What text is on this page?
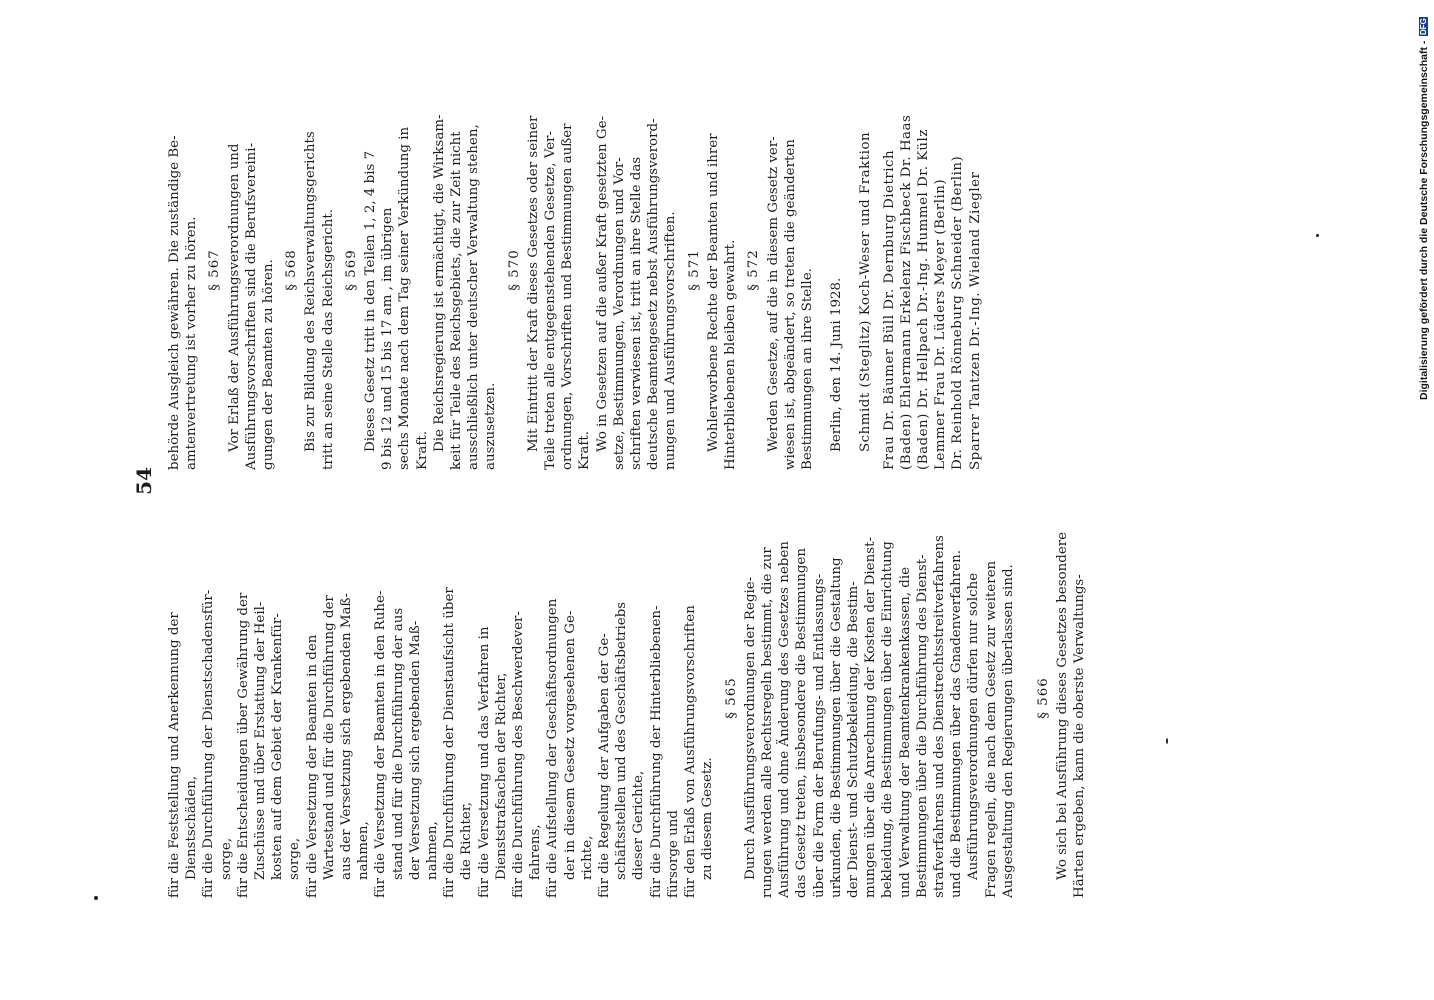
54
für die Feststellung und Anerkennung der Dienstschäden, für die Durchführung der Dienstschadensfür- sorge, für die Entscheidungen über Gewährung der Zuschüsse und über Erstattung der Heil- kosten auf dem Gebiet der Krankenfür- sorge, für die Versetzung der Beamten in den Wartestand und für die Durchführung der aus der Versetzung sich ergebenden Maß- nahmen, für die Versetzung der Beamten in den Ruhe- stand und für die Durchführung der aus der Versetzung sich ergebenden Maß- nahmen, für die Durchführung der Dienstaufsicht über die Richter, für die Versetzung und das Verfahren in Dienststrafsachen der Richter, für die Durchführung des Beschwerdever- fahrens, für die Aufstellung der Geschäftsordnungen der in diesem Gesetz vorgesehenen Ge- richte, für die Regelung der Aufgaben der Ge- schäftsstellen und des Geschäftsbetriebs dieser Gerichte, für die Durchführung der Hinterbliebenen- fürsorge und für den Erlaß von Ausführungsvorschriften zu diesem Gesetz.
§ 565 Durch Ausführungsverordnungen der Regie- rungen werden alle Rechtsregeln bestimmt, die zur Ausführung und ohne Änderung des Gesetzes neben das Gesetz treten, insbesondere die Bestimmungen über die Form der Berufungs- und Entlassungs- urkunden, die Bestimmungen über die Gestaltung der Dienst- und Schutzbekleidung, die Bestim- mungen über die Anrechnung der Kosten der Dienst- bekleidung, die Bestimmungen über die Einrichtung und Verwaltung der Beamtenkrankenkassen, die Bestimmungen über die Durchführung des Dienst- strafverfahrens und des Dienstrechtsstreitverfahrens und die Bestimmungen über das Gnadenverfahren. Ausführungsverordnungen dürfen nur solche Fragen regeln, die nach dem Gesetz zur weiteren Ausgestaltung den Regierungen überlassen sind. § 566 Wo sich bei Ausführung dieses Gesetzes besondere Härten ergeben, kann die oberste Verwaltungs-
behörde Ausgleich gewähren. Die zuständige Be- amtenvertretung ist vorher zu hören. § 567 Vor Erlaß der Ausführungsverordnungen und Ausführungsvorschriften sind die Berufsvereini- gungen der Beamten zu hören. § 568 Bis zur Bildung des Reichsverwaltungsgerichts tritt an seine Stelle das Reichsgericht. § 569 Dieses Gesetz tritt in den Teilen 1, 2, 4 bis 7 9 bis 12 und 15 bis 17 am , im übrigen sechs Monate nach dem Tag seiner Verkündung in Kraft. Die Reichsregierung ist ermächtigt, die Wirksam- keit für Teile des Reichsgebiets, die zur Zeit nicht ausschließlich unter deutscher Verwaltung stehen, auszusetzen.
§ 570 Mit Eintritt der Kraft dieses Gesetzes oder seiner Teile treten alle entgegenstehenden Gesetze, Ver- ordnungen, Vorschriften und Bestimmungen außer Kraft. Wo in Gesetzen auf die außer Kraft gesetzten Ge- setze, Bestimmungen, Verordnungen und Vor- schriften verwiesen ist, tritt an ihre Stelle das deutsche Beamtengesetz nebst Ausführungsverord- nungen und Ausführungsvorschriften. § 571 Wohlerworbene Rechte der Beamten und ihrer Hinterbliebenen bleiben gewahrt. § 572 Werden Gesetze, auf die in diesem Gesetz ver- wiesen ist, abgeändert, so treten die geänderten Bestimmungen an ihre Stelle. Berlin, den 14. Juni 1928. Schmidt (Steglitz) Koch-Weser und Fraktion Frau Dr. Bäumer Büll Dr. Dernburg Dietrich (Baden) Ehlermann Erkelenz Fischbeck Dr. Haas (Baden) Dr. Hellpach Dr.-Ing. Hummel Dr. Külz Lemmer Frau Dr. Lüders Meyer (Berlin) Dr. Reinhold Rönneburg Schneider (Berlin) Sparrer Tantzen Dr.-Ing. Wieland Ziegler	Digitalisierung gefördert durch die Deutsche Forschungsgemeinschaft - DFG
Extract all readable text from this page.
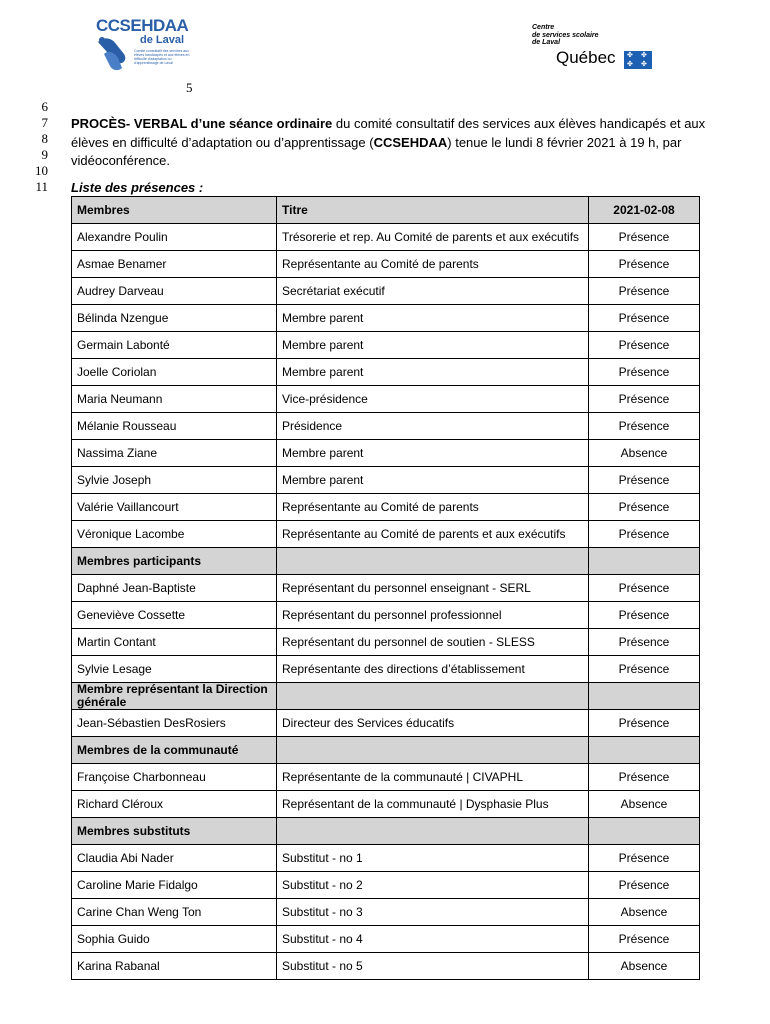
CCSEHDAA
de Laval
Comité consultatif des services aux élèves handicapés et aux élèves en difficulté d'adaptation ou d'apprentissage de Laval
Centre
de services scolaire
de Laval
Québec ✤ ✤
✤ ✤
5
6
7
8
9
10
11

PROCÈS- VERBAL d’une séance ordinaire du comité consultatif des services aux élèves handicapés et aux élèves en difficulté d’adaptation ou d’apprentissage (CCSEHDAA) tenue le lundi 8 février 2021 à 19 h, par vidéoconférence.

Liste des présences :
Membres	Titre	2021-02-08
Alexandre Poulin	Trésorerie et rep. Au Comité de parents et aux exécutifs	Présence
Asmae Benamer	Représentante au Comité de parents	Présence
Audrey Darveau	Secrétariat exécutif	Présence
Bélinda Nzengue	Membre parent	Présence
Germain Labonté	Membre parent	Présence
Joelle Coriolan	Membre parent	Présence
Maria Neumann	Vice-présidence	Présence
Mélanie Rousseau	Présidence	Présence
Nassima Ziane	Membre parent	Absence
Sylvie Joseph	Membre parent	Présence
Valérie Vaillancourt	Représentante au Comité de parents	Présence
Véronique Lacombe	Représentante au Comité de parents et aux exécutifs	Présence
Membres participants		
Daphné Jean-Baptiste	Représentant du personnel enseignant - SERL	Présence
Geneviève Cossette	Représentant du personnel professionnel	Présence
Martin Contant	Représentant du personnel de soutien - SLESS	Présence
Sylvie Lesage	Représentante des directions d’établissement	Présence
Membre représentant la Direction générale		
Jean-Sébastien DesRosiers	Directeur des Services éducatifs	Présence
Membres de la communauté		
Françoise Charbonneau	Représentante de la communauté | CIVAPHL	Présence
Richard Cléroux	Représentant de la communauté | Dysphasie Plus	Absence
Membres substituts		
Claudia Abi Nader	Substitut - no 1	Présence
Caroline Marie Fidalgo	Substitut - no 2	Présence
Carine Chan Weng Ton	Substitut - no 3	Absence
Sophia Guido	Substitut - no 4	Présence
Karina Rabanal	Substitut - no 5	Absence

= = =

[Task requirements] Check the data for the word "Jean" and pull out the lines that have it.

[Result of the task]
Daphné Jean-Baptiste	Représentant du personnel enseignant - SERL	Présence
Jean-Sébastien DesRosiers	Directeur des Services éducatifs	Présence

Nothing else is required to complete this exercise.